** START STORED RECORDS **

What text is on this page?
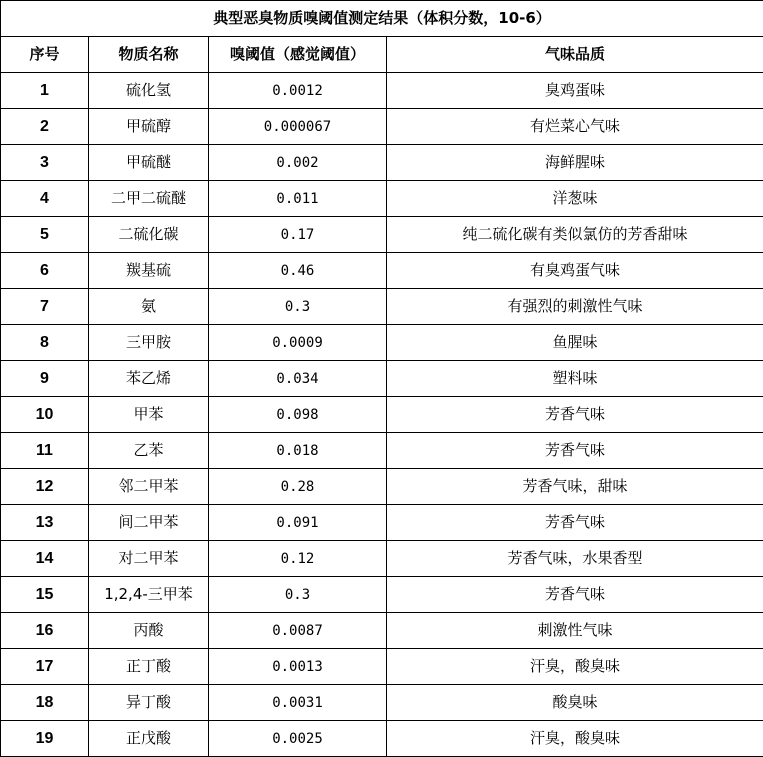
典型恶臭物质嗅阈值测定结果（体积分数，10-6）			
序号	物质名称	嗅阈值（感觉阈值）	气味品质
1	硫化氢	0.0012	臭鸡蛋味
2	甲硫醇	0.000067	有烂菜心气味
3	甲硫醚	0.002	海鲜腥味
4	二甲二硫醚	0.011	洋葱味
5	二硫化碳	0.17	纯二硫化碳有类似氯仿的芳香甜味
6	羰基硫	0.46	有臭鸡蛋气味
7	氨	0.3	有强烈的刺激性气味
8	三甲胺	0.0009	鱼腥味
9	苯乙烯	0.034	塑料味
10	甲苯	0.098	芳香气味
11	乙苯	0.018	芳香气味
12	邻二甲苯	0.28	芳香气味，甜味
13	间二甲苯	0.091	芳香气味
14	对二甲苯	0.12	芳香气味，水果香型
15	1,2,4-三甲苯	0.3	芳香气味
16	丙酸	0.0087	刺激性气味
17	正丁酸	0.0013	汗臭，酸臭味
18	异丁酸	0.0031	酸臭味
19	正戊酸	0.0025	汗臭，酸臭味
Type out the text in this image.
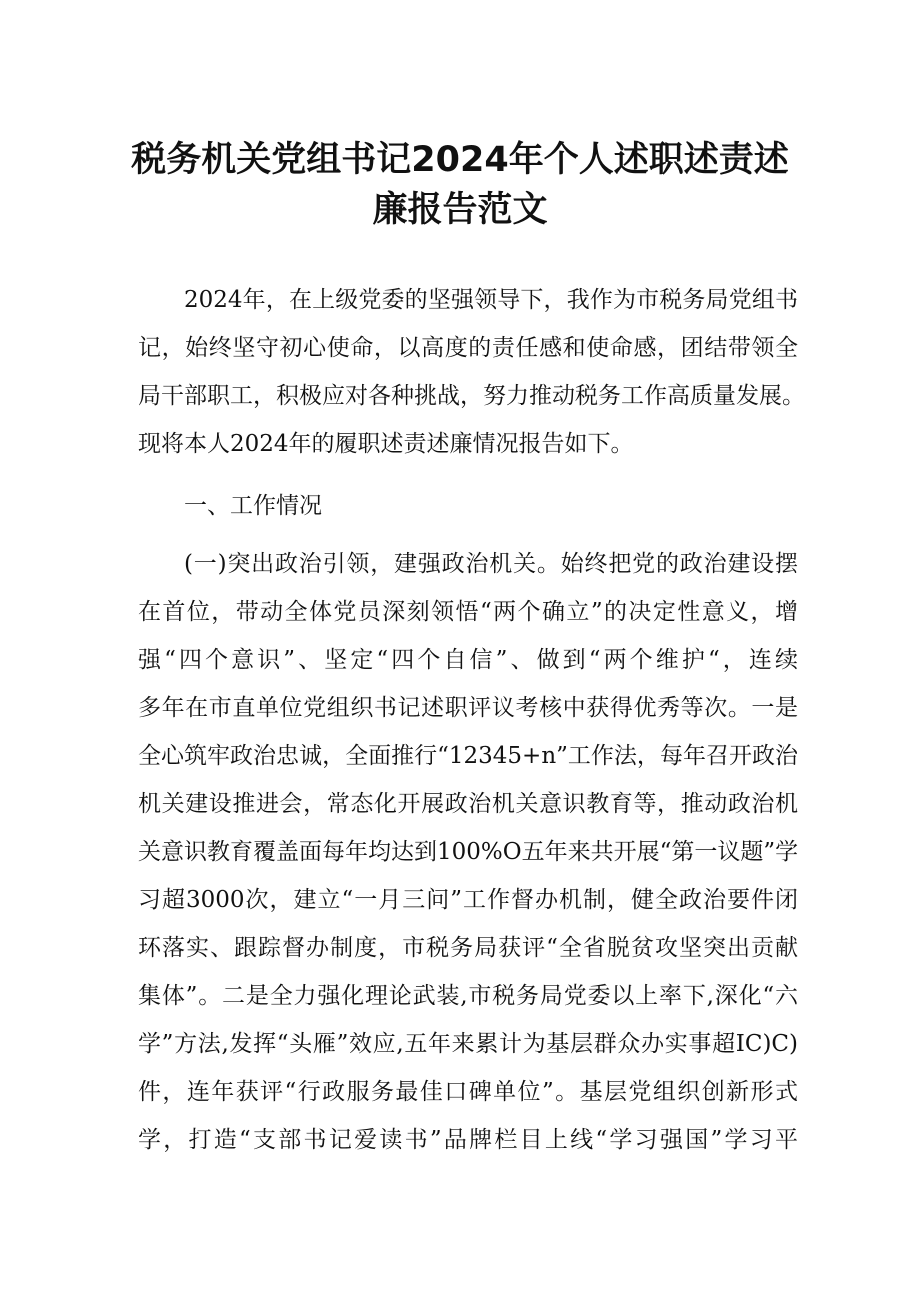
税务机关党组书记2024年个人述职述责述
廉报告范文
2024年，在上级党委的坚强领导下，我作为市税务局党组书
记，始终坚守初心使命，以高度的责任感和使命感，团结带领全
局干部职工，积极应对各种挑战，努力推动税务工作高质量发展。
现将本人2024年的履职述责述廉情况报告如下。
一、工作情况
(一)突出政治引领，建强政治机关。始终把党的政治建设摆
在首位，带动全体党员深刻领悟“两个确立”的决定性意义，增
强“四个意识”、坚定“四个自信”、做到“两个维护“，连续
多年在市直单位党组织书记述职评议考核中获得优秀等次。一是
全心筑牢政治忠诚，全面推行“12345+n”工作法，每年召开政治
机关建设推进会，常态化开展政治机关意识教育等，推动政治机
关意识教育覆盖面每年均达到100%O五年来共开展“第一议题”学
习超3000次，建立“一月三问”工作督办机制，健全政治要件闭
环落实、跟踪督办制度，市税务局获评“全省脱贫攻坚突出贡献
集体”。二是全力强化理论武装,市税务局党委以上率下,深化“六
学”方法,发挥“头雁”效应,五年来累计为基层群众办实事超IC)C)
件，连年获评“行政服务最佳口碑单位”。基层党组织创新形式
学，打造“支部书记爱读书”品牌栏目上线“学习强国”学习平
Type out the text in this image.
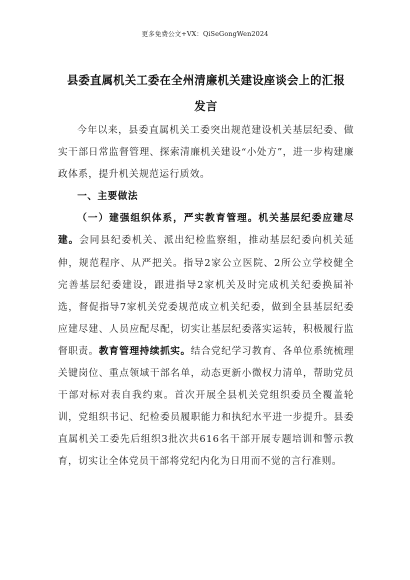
更多免费公文+VX：QiSeGongWen2024
县委直属机关工委在全州清廉机关建设座谈会上的汇报发言

今年以来，县委直属机关工委突出规范建设机关基层纪委、做实干部日常监督管理、探索清廉机关建设“小处方”，进一步构建廉政体系，提升机关规范运行质效。

一、主要做法

（一）建强组织体系，严实教育管理。机关基层纪委应建尽建。会同县纪委机关、派出纪检监察组，推动基层纪委向机关延伸，规范程序、从严把关。指导2家公立医院、2所公立学校健全完善基层纪委建设，跟进指导2家机关及时完成机关纪委换届补选，督促指导7家机关党委规范成立机关纪委，做到全县基层纪委应建尽建、人员应配尽配，切实让基层纪委落实运转，积极履行监督职责。教育管理持续抓实。结合党纪学习教育、各单位系统梳理关键岗位、重点领域干部名单，动态更新小微权力清单，帮助党员干部对标对表自我约束。首次开展全县机关党组织委员全覆盖轮训，党组织书记、纪检委员履职能力和执纪水平进一步提升。县委直属机关工委先后组织3批次共616名干部开展专题培训和警示教育，切实让全体党员干部将党纪内化为日用而不觉的言行准则。
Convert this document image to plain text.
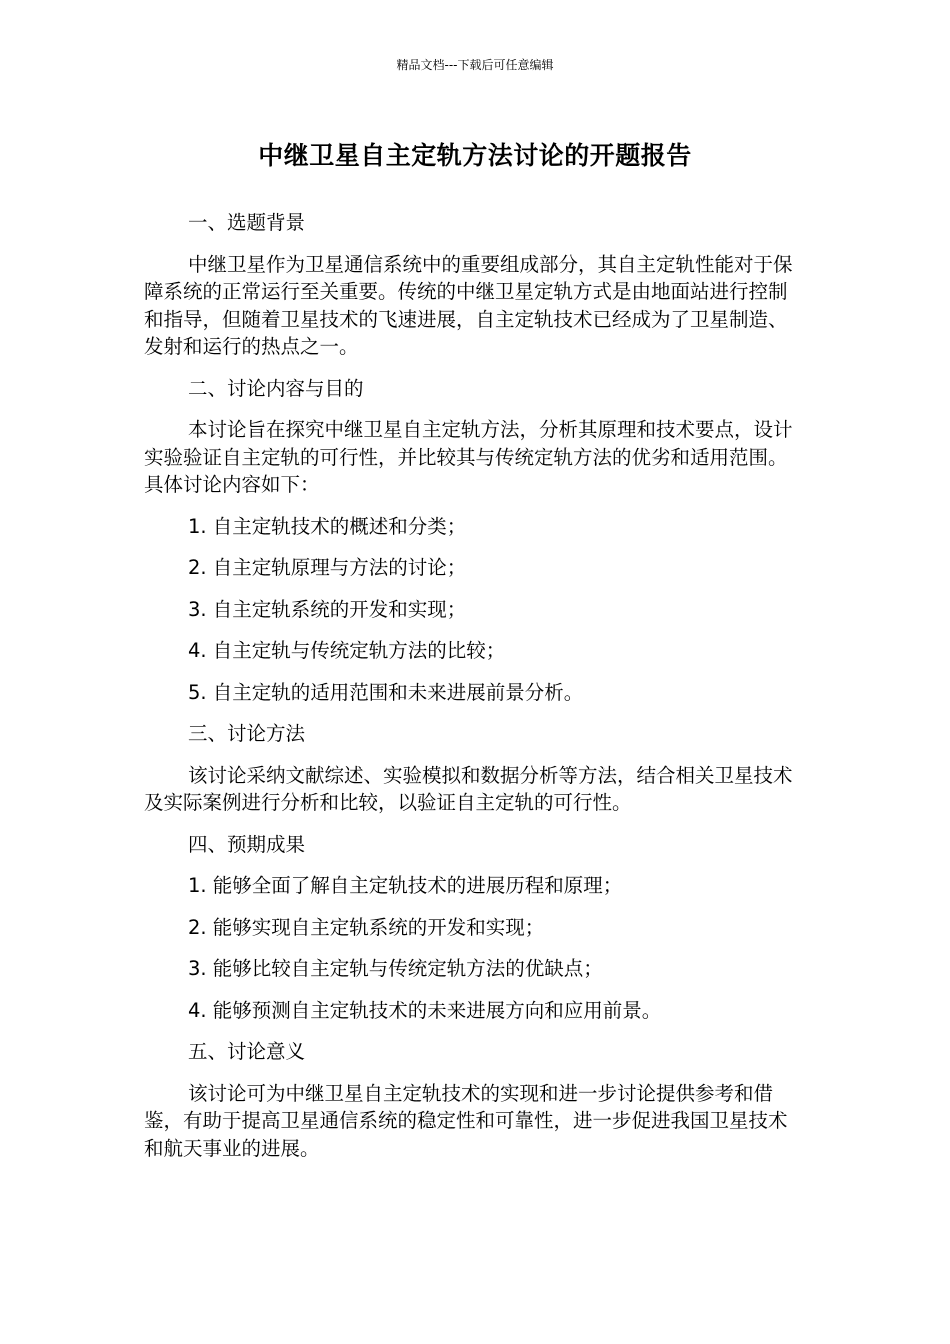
精品文档---下载后可任意编辑
中继卫星自主定轨方法讨论的开题报告

一、选题背景

中继卫星作为卫星通信系统中的重要组成部分，其自主定轨性能对于保障系统的正常运行至关重要。传统的中继卫星定轨方式是由地面站进行控制和指导，但随着卫星技术的飞速进展，自主定轨技术已经成为了卫星制造、发射和运行的热点之一。

二、讨论内容与目的

本讨论旨在探究中继卫星自主定轨方法，分析其原理和技术要点，设计实验验证自主定轨的可行性，并比较其与传统定轨方法的优劣和适用范围。具体讨论内容如下：

1. 自主定轨技术的概述和分类；

2. 自主定轨原理与方法的讨论；

3. 自主定轨系统的开发和实现；

4. 自主定轨与传统定轨方法的比较；

5. 自主定轨的适用范围和未来进展前景分析。

三、讨论方法

该讨论采纳文献综述、实验模拟和数据分析等方法，结合相关卫星技术及实际案例进行分析和比较，以验证自主定轨的可行性。

四、预期成果

1. 能够全面了解自主定轨技术的进展历程和原理；

2. 能够实现自主定轨系统的开发和实现；

3. 能够比较自主定轨与传统定轨方法的优缺点；

4. 能够预测自主定轨技术的未来进展方向和应用前景。

五、讨论意义

该讨论可为中继卫星自主定轨技术的实现和进一步讨论提供参考和借鉴，有助于提高卫星通信系统的稳定性和可靠性，进一步促进我国卫星技术和航天事业的进展。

** END STORED RECORDS **

- TASK -
All of the records need repeating exactly, except for the pictures.

- THE SOLUTION -
What text is on this page?
典型恶臭物质嗅阈值测定结果（体积分数，10-6）			
序号	物质名称	嗅阈值（感觉阈值）	气味品质
1	硫化氢	0.0012	臭鸡蛋味
2	甲硫醇	0.000067	有烂菜心气味
3	甲硫醚	0.002	海鲜腥味
4	二甲二硫醚	0.011	洋葱味
5	二硫化碳	0.17	纯二硫化碳有类似氯仿的芳香甜味
6	羰基硫	0.46	有臭鸡蛋气味
7	氨	0.3	有强烈的刺激性气味
8	三甲胺	0.0009	鱼腥味
9	苯乙烯	0.034	塑料味
10	甲苯	0.098	芳香气味
11	乙苯	0.018	芳香气味
12	邻二甲苯	0.28	芳香气味，甜味
13	间二甲苯	0.091	芳香气味
14	对二甲苯	0.12	芳香气味，水果香型
15	1,2,4-三甲苯	0.3	芳香气味
16	丙酸	0.0087	刺激性气味
17	正丁酸	0.0013	汗臭，酸臭味
18	异丁酸	0.0031	酸臭味
19	正戊酸	0.0025	汗臭，酸臭味
Type out the text in this image.
税务机关党组书记2024年个人述职述责述
廉报告范文
2024年，在上级党委的坚强领导下，我作为市税务局党组书
记，始终坚守初心使命，以高度的责任感和使命感，团结带领全
局干部职工，积极应对各种挑战，努力推动税务工作高质量发展。
现将本人2024年的履职述责述廉情况报告如下。
一、工作情况
(一)突出政治引领，建强政治机关。始终把党的政治建设摆
在首位，带动全体党员深刻领悟“两个确立”的决定性意义，增
强“四个意识”、坚定“四个自信”、做到“两个维护“，连续
多年在市直单位党组织书记述职评议考核中获得优秀等次。一是
全心筑牢政治忠诚，全面推行“12345+n”工作法，每年召开政治
机关建设推进会，常态化开展政治机关意识教育等，推动政治机
关意识教育覆盖面每年均达到100%O五年来共开展“第一议题”学
习超3000次，建立“一月三问”工作督办机制，健全政治要件闭
环落实、跟踪督办制度，市税务局获评“全省脱贫攻坚突出贡献
集体”。二是全力强化理论武装,市税务局党委以上率下,深化“六
学”方法,发挥“头雁”效应,五年来累计为基层群众办实事超IC)C)
件，连年获评“行政服务最佳口碑单位”。基层党组织创新形式
学，打造“支部书记爱读书”品牌栏目上线“学习强国”学习平
Type out the text in this image.
更多免费公文+VX：QiSeGongWen2024
县委直属机关工委在全州清廉机关建设座谈会上的汇报发言

今年以来，县委直属机关工委突出规范建设机关基层纪委、做实干部日常监督管理、探索清廉机关建设“小处方”，进一步构建廉政体系，提升机关规范运行质效。

一、主要做法

（一）建强组织体系，严实教育管理。机关基层纪委应建尽建。会同县纪委机关、派出纪检监察组，推动基层纪委向机关延伸，规范程序、从严把关。指导2家公立医院、2所公立学校健全完善基层纪委建设，跟进指导2家机关及时完成机关纪委换届补选，督促指导7家机关党委规范成立机关纪委，做到全县基层纪委应建尽建、人员应配尽配，切实让基层纪委落实运转，积极履行监督职责。教育管理持续抓实。结合党纪学习教育、各单位系统梳理关键岗位、重点领域干部名单，动态更新小微权力清单，帮助党员干部对标对表自我约束。首次开展全县机关党组织委员全覆盖轮训，党组织书记、纪检委员履职能力和执纪水平进一步提升。县委直属机关工委先后组织3批次共616名干部开展专题培训和警示教育，切实让全体党员干部将党纪内化为日用而不觉的言行准则。
Convert this document image to plain text.
精品文档---下载后可任意编辑
中继卫星自主定轨方法讨论的开题报告

一、选题背景

中继卫星作为卫星通信系统中的重要组成部分，其自主定轨性能对于保障系统的正常运行至关重要。传统的中继卫星定轨方式是由地面站进行控制和指导，但随着卫星技术的飞速进展，自主定轨技术已经成为了卫星制造、发射和运行的热点之一。

二、讨论内容与目的

本讨论旨在探究中继卫星自主定轨方法，分析其原理和技术要点，设计实验验证自主定轨的可行性，并比较其与传统定轨方法的优劣和适用范围。具体讨论内容如下：

1. 自主定轨技术的概述和分类；

2. 自主定轨原理与方法的讨论；

3. 自主定轨系统的开发和实现；

4. 自主定轨与传统定轨方法的比较；

5. 自主定轨的适用范围和未来进展前景分析。

三、讨论方法

该讨论采纳文献综述、实验模拟和数据分析等方法，结合相关卫星技术及实际案例进行分析和比较，以验证自主定轨的可行性。

四、预期成果

1. 能够全面了解自主定轨技术的进展历程和原理；

2. 能够实现自主定轨系统的开发和实现；

3. 能够比较自主定轨与传统定轨方法的优缺点；

4. 能够预测自主定轨技术的未来进展方向和应用前景。

五、讨论意义

该讨论可为中继卫星自主定轨技术的实现和进一步讨论提供参考和借鉴，有助于提高卫星通信系统的稳定性和可靠性，进一步促进我国卫星技术和航天事业的进展。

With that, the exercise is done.